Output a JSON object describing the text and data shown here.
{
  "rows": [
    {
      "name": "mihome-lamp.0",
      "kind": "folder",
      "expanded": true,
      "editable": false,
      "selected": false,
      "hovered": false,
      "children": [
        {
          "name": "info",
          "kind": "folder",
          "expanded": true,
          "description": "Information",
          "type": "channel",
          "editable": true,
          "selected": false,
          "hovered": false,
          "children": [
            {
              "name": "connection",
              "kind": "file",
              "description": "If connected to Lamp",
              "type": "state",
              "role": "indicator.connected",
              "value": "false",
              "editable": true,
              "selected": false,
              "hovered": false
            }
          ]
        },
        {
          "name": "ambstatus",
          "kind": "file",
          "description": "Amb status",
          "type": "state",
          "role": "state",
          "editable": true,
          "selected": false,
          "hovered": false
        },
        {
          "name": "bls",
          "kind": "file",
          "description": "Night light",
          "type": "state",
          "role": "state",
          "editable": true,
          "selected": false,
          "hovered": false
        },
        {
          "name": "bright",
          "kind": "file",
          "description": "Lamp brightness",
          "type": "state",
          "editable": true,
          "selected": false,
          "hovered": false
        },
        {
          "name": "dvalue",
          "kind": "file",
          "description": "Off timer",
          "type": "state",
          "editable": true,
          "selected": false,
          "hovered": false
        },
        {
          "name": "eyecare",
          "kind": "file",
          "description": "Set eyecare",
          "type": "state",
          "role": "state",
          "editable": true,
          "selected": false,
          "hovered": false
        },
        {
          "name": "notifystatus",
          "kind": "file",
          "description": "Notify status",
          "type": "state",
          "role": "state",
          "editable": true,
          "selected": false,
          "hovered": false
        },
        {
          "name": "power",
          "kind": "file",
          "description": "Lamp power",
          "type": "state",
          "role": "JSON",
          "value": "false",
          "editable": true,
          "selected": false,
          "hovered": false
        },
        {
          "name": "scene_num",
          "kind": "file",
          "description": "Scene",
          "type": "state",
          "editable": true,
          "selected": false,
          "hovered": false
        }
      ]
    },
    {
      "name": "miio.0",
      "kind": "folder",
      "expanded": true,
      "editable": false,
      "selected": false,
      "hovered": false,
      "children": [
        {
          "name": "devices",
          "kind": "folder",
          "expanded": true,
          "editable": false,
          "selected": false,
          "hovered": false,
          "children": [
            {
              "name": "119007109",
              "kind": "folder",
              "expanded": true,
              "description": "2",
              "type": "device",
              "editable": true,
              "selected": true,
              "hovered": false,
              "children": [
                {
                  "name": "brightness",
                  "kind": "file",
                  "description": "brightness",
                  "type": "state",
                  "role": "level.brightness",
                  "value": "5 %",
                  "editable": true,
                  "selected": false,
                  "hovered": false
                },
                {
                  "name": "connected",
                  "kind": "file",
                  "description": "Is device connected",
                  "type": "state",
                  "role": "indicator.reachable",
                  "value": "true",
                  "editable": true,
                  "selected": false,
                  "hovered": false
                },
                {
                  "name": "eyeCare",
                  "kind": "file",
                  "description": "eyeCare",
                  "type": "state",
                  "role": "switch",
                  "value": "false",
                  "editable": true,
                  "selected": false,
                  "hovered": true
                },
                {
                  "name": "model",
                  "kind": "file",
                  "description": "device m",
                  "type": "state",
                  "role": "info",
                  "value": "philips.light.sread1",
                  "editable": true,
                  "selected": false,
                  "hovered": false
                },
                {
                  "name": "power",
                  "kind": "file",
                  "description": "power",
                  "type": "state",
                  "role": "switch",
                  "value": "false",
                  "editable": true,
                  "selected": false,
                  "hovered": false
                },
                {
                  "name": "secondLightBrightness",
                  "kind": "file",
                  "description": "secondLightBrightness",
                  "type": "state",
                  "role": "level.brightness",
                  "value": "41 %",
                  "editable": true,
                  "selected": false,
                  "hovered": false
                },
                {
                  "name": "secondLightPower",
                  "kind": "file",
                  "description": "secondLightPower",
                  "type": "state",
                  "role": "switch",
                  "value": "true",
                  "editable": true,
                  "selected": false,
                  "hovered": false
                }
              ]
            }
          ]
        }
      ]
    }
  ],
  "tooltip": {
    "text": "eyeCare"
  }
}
************
Extract the complete listing verbatim.

Output a JSON object describing the text and data shown here.
{
  "rows": [
    {
      "name": "mihome-lamp.0",
      "kind": "folder",
      "expanded": true,
      "editable": false,
      "selected": false,
      "hovered": false,
      "children": [
        {
          "name": "info",
          "kind": "folder",
          "expanded": true,
          "description": "Information",
          "type": "channel",
          "editable": true,
          "selected": false,
          "hovered": false,
          "children": [
            {
              "name": "connection",
              "kind": "file",
              "description": "If connected to Lamp",
              "type": "state",
              "role": "indicator.connected",
              "value": "false",
              "editable": true,
              "selected": false,
              "hovered": false
            }
          ]
        },
        {
          "name": "ambstatus",
          "kind": "file",
          "description": "Amb status",
          "type": "state",
          "role": "state",
          "editable": true,
          "selected": false,
          "hovered": false
        },
        {
          "name": "bls",
          "kind": "file",
          "description": "Night light",
          "type": "state",
          "role": "state",
          "editable": true,
          "selected": false,
          "hovered": false
        },
        {
          "name": "bright",
          "kind": "file",
          "description": "Lamp brightness",
          "type": "state",
          "editable": true,
          "selected": false,
          "hovered": false
        },
        {
          "name": "dvalue",
          "kind": "file",
          "description": "Off timer",
          "type": "state",
          "editable": true,
          "selected": false,
          "hovered": false
        },
        {
          "name": "eyecare",
          "kind": "file",
          "description": "Set eyecare",
          "type": "state",
          "role": "state",
          "editable": true,
          "selected": false,
          "hovered": false
        },
        {
          "name": "notifystatus",
          "kind": "file",
          "description": "Notify status",
          "type": "state",
          "role": "state",
          "editable": true,
          "selected": false,
          "hovered": false
        },
        {
          "name": "power",
          "kind": "file",
          "description": "Lamp power",
          "type": "state",
          "role": "JSON",
          "value": "false",
          "editable": true,
          "selected": false,
          "hovered": false
        },
        {
          "name": "scene_num",
          "kind": "file",
          "description": "Scene",
          "type": "state",
          "editable": true,
          "selected": false,
          "hovered": false
        }
      ]
    },
    {
      "name": "miio.0",
      "kind": "folder",
      "expanded": true,
      "editable": false,
      "selected": false,
      "hovered": false,
      "children": [
        {
          "name": "devices",
          "kind": "folder",
          "expanded": true,
          "editable": false,
          "selected": false,
          "hovered": false,
          "children": [
            {
              "name": "119007109",
              "kind": "folder",
              "expanded": true,
              "description": "2",
              "type": "device",
              "editable": true,
              "selected": true,
              "hovered": false,
              "children": [
                {
                  "name": "brightness",
                  "kind": "file",
                  "description": "brightness",
                  "type": "state",
                  "role": "level.brightness",
                  "value": "5 %",
                  "editable": true,
                  "selected": false,
                  "hovered": false
                },
                {
                  "name": "connected",
                  "kind": "file",
                  "description": "Is device connected",
                  "type": "state",
                  "role": "indicator.reachable",
                  "value": "true",
                  "editable": true,
                  "selected": false,
                  "hovered": false
                },
                {
                  "name": "eyeCare",
                  "kind": "file",
                  "description": "eyeCare",
                  "type": "state",
                  "role": "switch",
                  "value": "false",
                  "editable": true,
                  "selected": false,
                  "hovered": true
                },
                {
                  "name": "model",
                  "kind": "file",
                  "description": "device m",
                  "type": "state",
                  "role": "info",
                  "value": "philips.light.sread1",
                  "editable": true,
                  "selected": false,
                  "hovered": false
                },
                {
                  "name": "power",
                  "kind": "file",
                  "description": "power",
                  "type": "state",
                  "role": "switch",
                  "value": "false",
                  "editable": true,
                  "selected": false,
                  "hovered": false
                },
                {
                  "name": "secondLightBrightness",
                  "kind": "file",
                  "description": "secondLightBrightness",
                  "type": "state",
                  "role": "level.brightness",
                  "value": "41 %",
                  "editable": true,
                  "selected": false,
                  "hovered": false
                },
                {
                  "name": "secondLightPower",
                  "kind": "file",
                  "description": "secondLightPower",
                  "type": "state",
                  "role": "switch",
                  "value": "true",
                  "editable": true,
                  "selected": false,
                  "hovered": false
                }
              ]
            }
          ]
        }
      ]
    }
  ],
  "tooltip": {
    "text": "eyeCare"
  }
}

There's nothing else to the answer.